* WHAT TO WORK ON *
Could you repeat the passage on Apple's product pacing word for word, between "First, the technical" and "Attractive Platform Strategy.", inclusive?

* TEXT EXTRACT *
------------------------------------

Apple’s deliberate pacing also eases new technology adoption. Cell phones use one of two protocols: AT&T/GSM (72% global share) or Verizon/CDMA (12% global share). Each protocol requires unique circuitry. So-called “world” or dual-mode phones require chips which contain both protocols.
The Verizon iPhone 4 has the latest Qualcomm chip that is capable of using both protocols but Apple did not empower it. The Verizon phone only works on CDMA. There are several reasons for this choice.
First, the technical complexity of a world phone requires more time and testing than a CDMA only version (e.g. antenna, RF issues, logic software, etc.) Apple focused on what was essential – Stopping Android’s unimpeded share gains with an already solid product. Second, leaving GSM turned off protects their AT&T relationship. A downside to a CDMA only phone is that it has limited use internationally. This reduces the likelihood some AT&T customers would defect. Third, when Apple introduces a dual-mode phone, a big chunk of the design is done plus they will have benefitted from experience with the chip family and Qualcomm. This is smart platform evolution as detailed in The Attractive Platform Strategy.
Last, Apple’s tempo is a major contributor to their market mystique. All consumer electronics customers face the question of “should I buy now or wait for the next iteration?” Constantly restraining their pace increases this tension. Augmented by legendary secrecy, selective leaks and brilliant advertising, Apple customers are constantly on edge; drooling for what’s coming next.
Since writing Fast Cycle Time (Free Press, 1990), I’m constantly aware how many readers and students oversimplify the competitive value of time to market on two dimensions. First, their bias is faster is always better. Not true. The most effective measure of time-to-market is time-to-value. Second, leaving a market too early is foolish. While fully supportive of culling products before your competitors do, moving too much faster than the market takes one out of the sweet spot of revenue and profits.

------------------------------------

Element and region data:
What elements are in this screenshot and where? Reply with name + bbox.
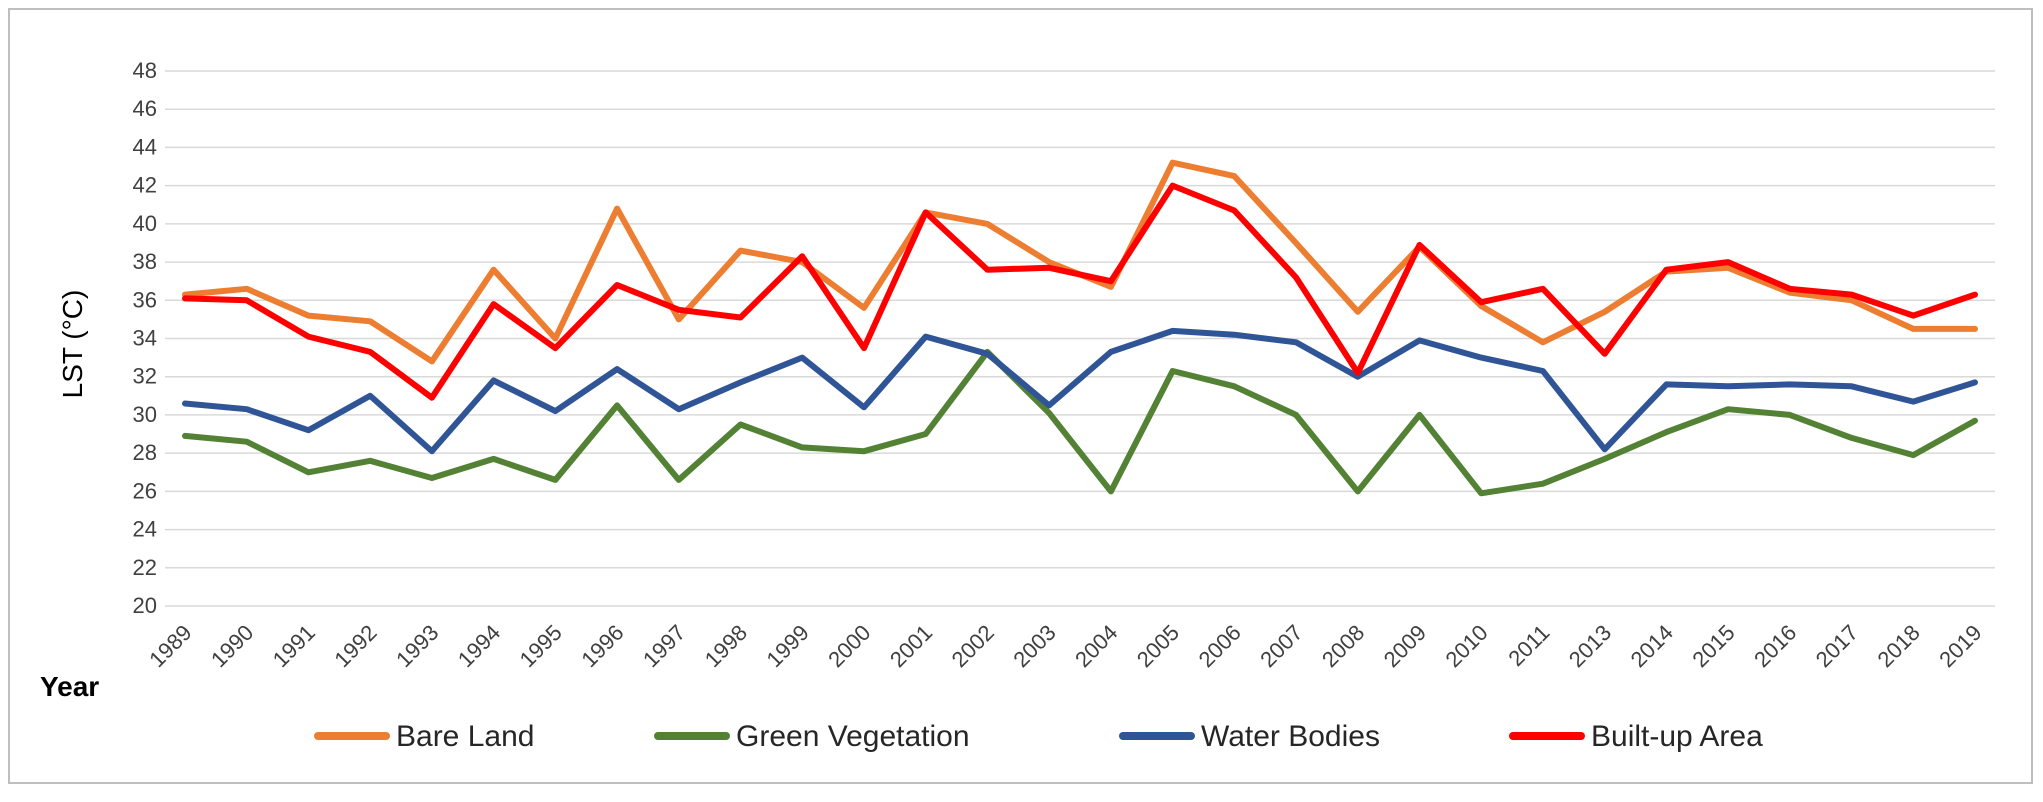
x-tick-label: 1999 <box>761 620 813 672</box>
y-tick-label: 44 <box>133 134 157 159</box>
x-tick-label: 1992 <box>329 620 381 672</box>
y-tick-label: 36 <box>133 287 157 312</box>
y-tick-labels: 20 22 24 26 28 30 32 34 36 38 40 42 44 46 48 <box>133 58 157 618</box>
legend-item: Water Bodies <box>1119 720 1380 753</box>
x-tick-label: 1998 <box>700 620 752 672</box>
y-tick-label: 34 <box>133 326 157 351</box>
y-tick-label: 40 <box>133 211 157 236</box>
series-line-built-up-area <box>182 182 1978 401</box>
y-tick-label: 20 <box>133 593 157 618</box>
x-tick-label: 2019 <box>1934 620 1986 672</box>
legend-item: Bare Land <box>314 720 534 753</box>
y-tick-label: 24 <box>133 517 157 542</box>
x-tick-label: 2000 <box>823 620 875 672</box>
y-tick-label: 30 <box>133 402 157 427</box>
y-tick-label: 46 <box>133 96 157 121</box>
legend: Bare Land Green Vegetation Water Bodies Bui… <box>314 720 1763 753</box>
x-tick-label: 1989 <box>144 620 196 672</box>
x-tick-label: 1990 <box>206 620 258 672</box>
chart-frame: 20 22 24 26 28 30 32 34 36 38 40 42 44 46 48 1989 1990 1… <box>8 8 2033 784</box>
series-line-green-vegetation <box>182 348 1978 497</box>
y-tick-label: 42 <box>133 173 157 198</box>
y-tick-label: 32 <box>133 364 157 389</box>
legend-label: Built-up Area <box>1591 720 1763 753</box>
y-axis-title: LST (°C) <box>57 290 88 399</box>
x-tick-label: 2008 <box>1317 620 1369 672</box>
legend-item: Built-up Area <box>1509 720 1763 753</box>
x-tick-label: 2002 <box>947 620 999 672</box>
series-lines <box>182 159 1978 497</box>
x-tick-label: 1996 <box>576 620 628 672</box>
legend-label: Green Vegetation <box>736 720 970 753</box>
x-tick-label: 1997 <box>638 620 690 672</box>
legend-label: Bare Land <box>396 720 534 753</box>
x-tick-label: 2001 <box>885 620 937 672</box>
x-tick-label: 2005 <box>1132 620 1184 672</box>
x-axis-title: Year <box>40 671 99 702</box>
y-tick-label: 48 <box>133 58 157 83</box>
x-tick-label: 1994 <box>453 620 505 672</box>
y-tick-label: 22 <box>133 555 157 580</box>
x-tick-label: 2017 <box>1811 620 1863 672</box>
y-tick-label: 26 <box>133 478 157 503</box>
x-tick-label: 2010 <box>1440 620 1492 672</box>
x-tick-label: 2014 <box>1626 620 1678 672</box>
x-tick-label: 2018 <box>1873 620 1925 672</box>
legend-label: Water Bodies <box>1201 720 1380 753</box>
x-tick-label: 2013 <box>1564 620 1616 672</box>
series-line-water-bodies <box>182 327 1978 455</box>
x-tick-labels: 1989 1990 1991 1992 1993 1994 1995 1996 1997 1998… <box>144 620 1986 672</box>
x-tick-label: 2011 <box>1503 620 1554 671</box>
x-tick-label: 1995 <box>515 620 567 672</box>
x-tick-label: 2009 <box>1379 620 1431 672</box>
x-tick-label: 2004 <box>1070 620 1122 672</box>
y-tick-label: 28 <box>133 440 157 465</box>
x-tick-label: 2003 <box>1008 620 1060 672</box>
x-tick-label: 2006 <box>1194 620 1246 672</box>
x-tick-label: 2007 <box>1255 620 1307 672</box>
x-tick-label: 1991 <box>268 620 320 672</box>
x-tick-label: 2016 <box>1749 620 1801 672</box>
x-tick-label: 1993 <box>391 620 443 672</box>
gridlines <box>165 70 1995 607</box>
x-tick-label: 2015 <box>1687 620 1739 672</box>
y-tick-label: 38 <box>133 249 157 274</box>
legend-item: Green Vegetation <box>654 720 970 753</box>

------------------------------------

* FULL OUTPUT *
First, the technical complexity of a world phone requires more time and testing than a CDMA only version (e.g. antenna, RF issues, logic software, etc.) Apple focused on what was essential – Stopping Android’s unimpeded share gains with an already solid product. Second, leaving GSM turned off protects their AT&T relationship. A downside to a CDMA only phone is that it has limited use internationally. This reduces the likelihood some AT&T customers would defect. Third, when Apple introduces a dual-mode phone, a big chunk of the design is done plus they will have benefitted from experience with the chip family and Qualcomm. This is smart platform evolution as detailed in The Attractive Platform Strategy.